> _To do_
Return each line of the data below exactly, omitting any pictures.

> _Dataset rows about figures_
################
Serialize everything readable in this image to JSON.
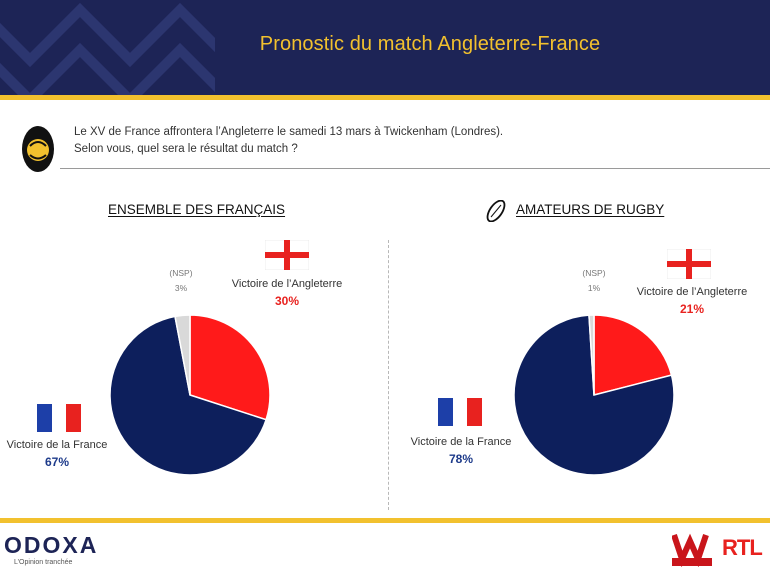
{
  "header": {
    "title": "Pronostic du match Angleterre-France",
    "bg_color": "#1d2456",
    "accent_color": "#f2c12e"
  },
  "question": {
    "line1": "Le XV de France affrontera l’Angleterre le samedi 13 mars à Twickenham (Londres).",
    "line2": "Selon vous, quel sera le résultat du match ?"
  },
  "chart_data": [
    {
      "type": "pie",
      "title": "ENSEMBLE DES FRANÇAIS",
      "slices": [
        {
          "label": "Victoire de l’Angleterre",
          "value": 30,
          "value_text": "30%",
          "color": "#ff1a1a"
        },
        {
          "label": "Victoire de la France",
          "value": 67,
          "value_text": "67%",
          "color": "#0d1f5c"
        },
        {
          "label": "(NSP)",
          "value": 3,
          "value_text": "3%",
          "color": "#d9d9d9"
        }
      ]
    },
    {
      "type": "pie",
      "title": "AMATEURS DE RUGBY",
      "slices": [
        {
          "label": "Victoire de l’Angleterre",
          "value": 21,
          "value_text": "21%",
          "color": "#ff1a1a"
        },
        {
          "label": "Victoire de la France",
          "value": 78,
          "value_text": "78%",
          "color": "#0d1f5c"
        },
        {
          "label": "(NSP)",
          "value": 1,
          "value_text": "1%",
          "color": "#d9d9d9"
        }
      ]
    }
  ],
  "footer": {
    "brand": "ODOXA",
    "tagline": "L’Opinion tranchée",
    "partner1": "WINAMAX",
    "partner2": "RTL"
  }
}
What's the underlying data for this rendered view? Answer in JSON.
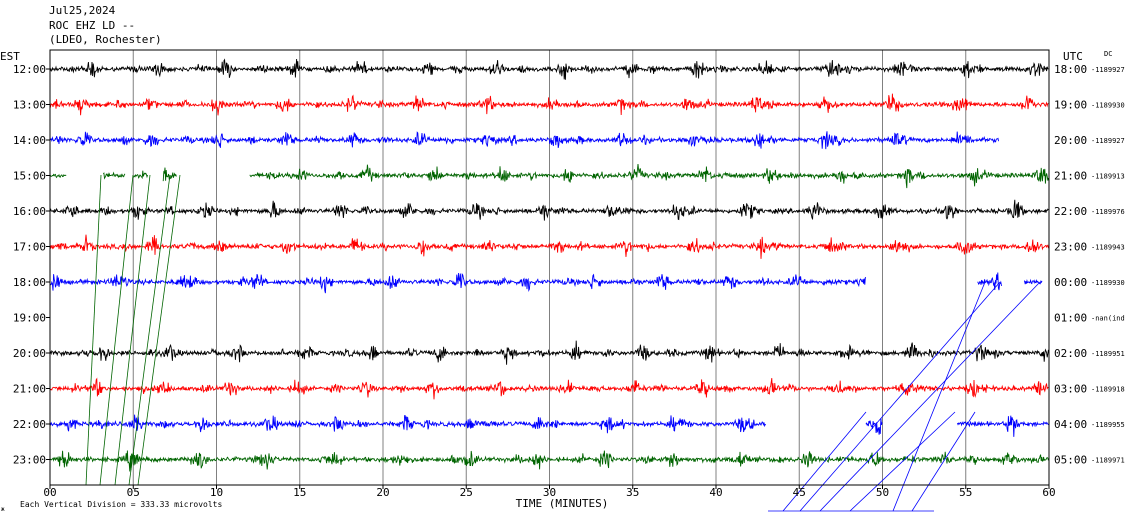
################
> _Problem solution_
Serialize everything readable in this image to JSON.
{
  "header": {
    "title": "Pronostic du match Angleterre-France",
    "bg_color": "#1d2456",
    "accent_color": "#f2c12e"
  },
  "question": {
    "line1": "Le XV de France affrontera l’Angleterre le samedi 13 mars à Twickenham (Londres).",
    "line2": "Selon vous, quel sera le résultat du match ?"
  },
  "chart_data": [
    {
      "type": "pie",
      "title": "ENSEMBLE DES FRANÇAIS",
      "slices": [
        {
          "label": "Victoire de l’Angleterre",
          "value": 30,
          "value_text": "30%",
          "color": "#ff1a1a"
        },
        {
          "label": "Victoire de la France",
          "value": 67,
          "value_text": "67%",
          "color": "#0d1f5c"
        },
        {
          "label": "(NSP)",
          "value": 3,
          "value_text": "3%",
          "color": "#d9d9d9"
        }
      ]
    },
    {
      "type": "pie",
      "title": "AMATEURS DE RUGBY",
      "slices": [
        {
          "label": "Victoire de l’Angleterre",
          "value": 21,
          "value_text": "21%",
          "color": "#ff1a1a"
        },
        {
          "label": "Victoire de la France",
          "value": 78,
          "value_text": "78%",
          "color": "#0d1f5c"
        },
        {
          "label": "(NSP)",
          "value": 1,
          "value_text": "1%",
          "color": "#d9d9d9"
        }
      ]
    }
  ],
  "footer": {
    "brand": "ODOXA",
    "tagline": "L’Opinion tranchée",
    "partner1": "WINAMAX",
    "partner2": "RTL"
  }
}
What's the underlying data for this rendered view? Answer in JSON.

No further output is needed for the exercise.